Memory and other hardware devices that the CPU can use are uniformly addressed as physical address space; the CPU accesses it using physical addresses. The MMU converts the virtual addresses passed by the CPU into physical addresses and accesses memory through the external address bus; the bit width of the external address bus determines the size of the physical address space, and the bit width of the external address bus is greater than or equal to the internal address bus bit width.

The Memory Management Unit (MMU) has a base register base: which stores the physical address mapped from the process space 0 address; the MMU does the following work:
physical address = virtual address + base; because the process space starts from zero, and the virtual address is equivalent to the offset of the process space.

Linear Address Space#

image

The size of the linear address space is determined by the bit width of the CPU's internal address bus. The internal address bus is connected to the CPU execution unit, and the bit width of the internal address bus is often consistent with the CPU bit width; the linear address space describes the virtual address space that each program thinks it exclusively owns; the linear address space will be mapped to a certain part of the physical address space or the entire physical address space. A hardware platform can have multiple linear address spaces.

When the paging mechanism is not enabled, the linear address is the same as the physical address; when the CPU uses the paging mechanism, the linear address must be converted to a physical address to access platform memory or other hardware devices.

⁂

**Short problem**
Answer these questions using the text on address spaces, one per line:
1. What determines the size of the physical address space?
2. What does the MMU's base register store?
3. How does the linear address relate to the physical address when the paging mechanism is not enabled?
These rows have no connection to the text on address spaces.

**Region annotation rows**
⁂

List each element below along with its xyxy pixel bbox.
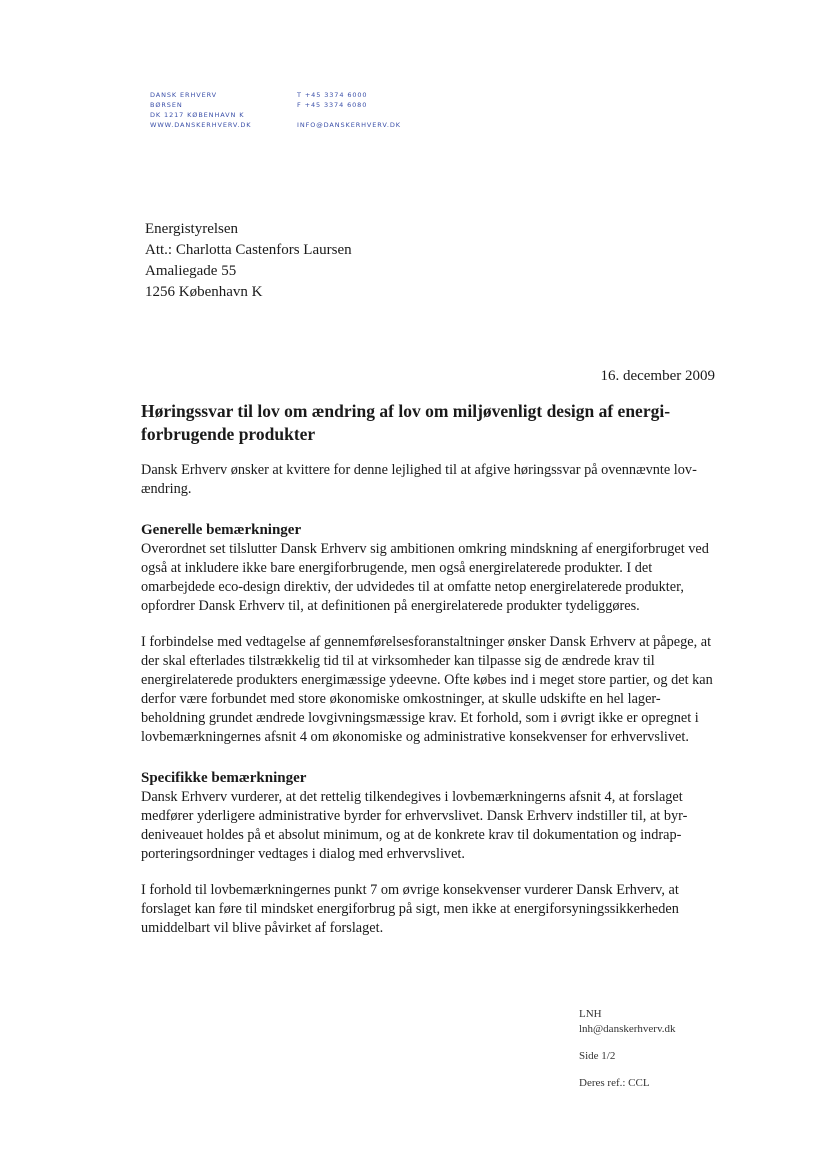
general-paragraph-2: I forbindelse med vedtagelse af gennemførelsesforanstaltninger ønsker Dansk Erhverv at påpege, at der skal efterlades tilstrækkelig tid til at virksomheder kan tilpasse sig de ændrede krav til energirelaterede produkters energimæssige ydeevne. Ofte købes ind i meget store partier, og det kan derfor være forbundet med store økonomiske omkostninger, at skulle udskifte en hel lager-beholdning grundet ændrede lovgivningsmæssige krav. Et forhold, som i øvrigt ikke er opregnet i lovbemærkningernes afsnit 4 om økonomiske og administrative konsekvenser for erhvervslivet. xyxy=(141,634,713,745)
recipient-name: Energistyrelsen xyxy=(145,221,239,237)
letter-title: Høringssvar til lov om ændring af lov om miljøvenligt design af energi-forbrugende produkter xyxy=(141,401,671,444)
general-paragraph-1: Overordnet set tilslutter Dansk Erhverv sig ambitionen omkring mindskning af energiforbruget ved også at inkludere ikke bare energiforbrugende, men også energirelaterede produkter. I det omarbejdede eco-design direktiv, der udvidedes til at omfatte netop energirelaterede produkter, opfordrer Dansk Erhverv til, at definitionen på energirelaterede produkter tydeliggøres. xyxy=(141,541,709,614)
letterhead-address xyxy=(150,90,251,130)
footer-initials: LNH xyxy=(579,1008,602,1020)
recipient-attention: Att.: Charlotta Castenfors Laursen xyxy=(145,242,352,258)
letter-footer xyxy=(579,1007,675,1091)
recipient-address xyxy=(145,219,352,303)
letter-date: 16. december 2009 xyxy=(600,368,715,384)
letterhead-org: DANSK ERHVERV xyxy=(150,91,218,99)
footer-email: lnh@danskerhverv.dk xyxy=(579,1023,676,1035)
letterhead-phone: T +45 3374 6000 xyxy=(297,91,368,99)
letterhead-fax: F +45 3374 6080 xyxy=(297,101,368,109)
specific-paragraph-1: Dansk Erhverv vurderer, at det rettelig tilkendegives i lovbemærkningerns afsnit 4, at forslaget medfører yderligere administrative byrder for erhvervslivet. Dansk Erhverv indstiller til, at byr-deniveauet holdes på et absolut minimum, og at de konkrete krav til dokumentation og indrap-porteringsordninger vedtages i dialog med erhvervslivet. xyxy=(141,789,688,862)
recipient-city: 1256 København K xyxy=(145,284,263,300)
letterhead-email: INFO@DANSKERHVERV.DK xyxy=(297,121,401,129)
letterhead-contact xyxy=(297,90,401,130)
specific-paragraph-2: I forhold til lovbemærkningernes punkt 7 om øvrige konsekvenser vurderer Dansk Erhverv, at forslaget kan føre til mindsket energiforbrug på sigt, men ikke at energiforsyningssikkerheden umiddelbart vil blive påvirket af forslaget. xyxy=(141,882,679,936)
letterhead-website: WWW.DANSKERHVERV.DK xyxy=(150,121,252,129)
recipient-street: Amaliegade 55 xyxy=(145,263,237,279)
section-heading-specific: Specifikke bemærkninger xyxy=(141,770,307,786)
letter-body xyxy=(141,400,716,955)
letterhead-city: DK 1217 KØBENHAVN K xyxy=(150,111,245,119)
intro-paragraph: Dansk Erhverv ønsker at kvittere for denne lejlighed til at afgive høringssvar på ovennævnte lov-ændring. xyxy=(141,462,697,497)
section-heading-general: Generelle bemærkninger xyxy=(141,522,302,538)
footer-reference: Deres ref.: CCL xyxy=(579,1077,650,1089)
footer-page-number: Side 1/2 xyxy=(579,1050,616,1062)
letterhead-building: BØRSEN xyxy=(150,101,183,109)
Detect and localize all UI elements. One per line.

⁂

**The reply**
1. The bit width of the external address bus.
2. The physical address mapped from the process space 0 address.
3. They are the same.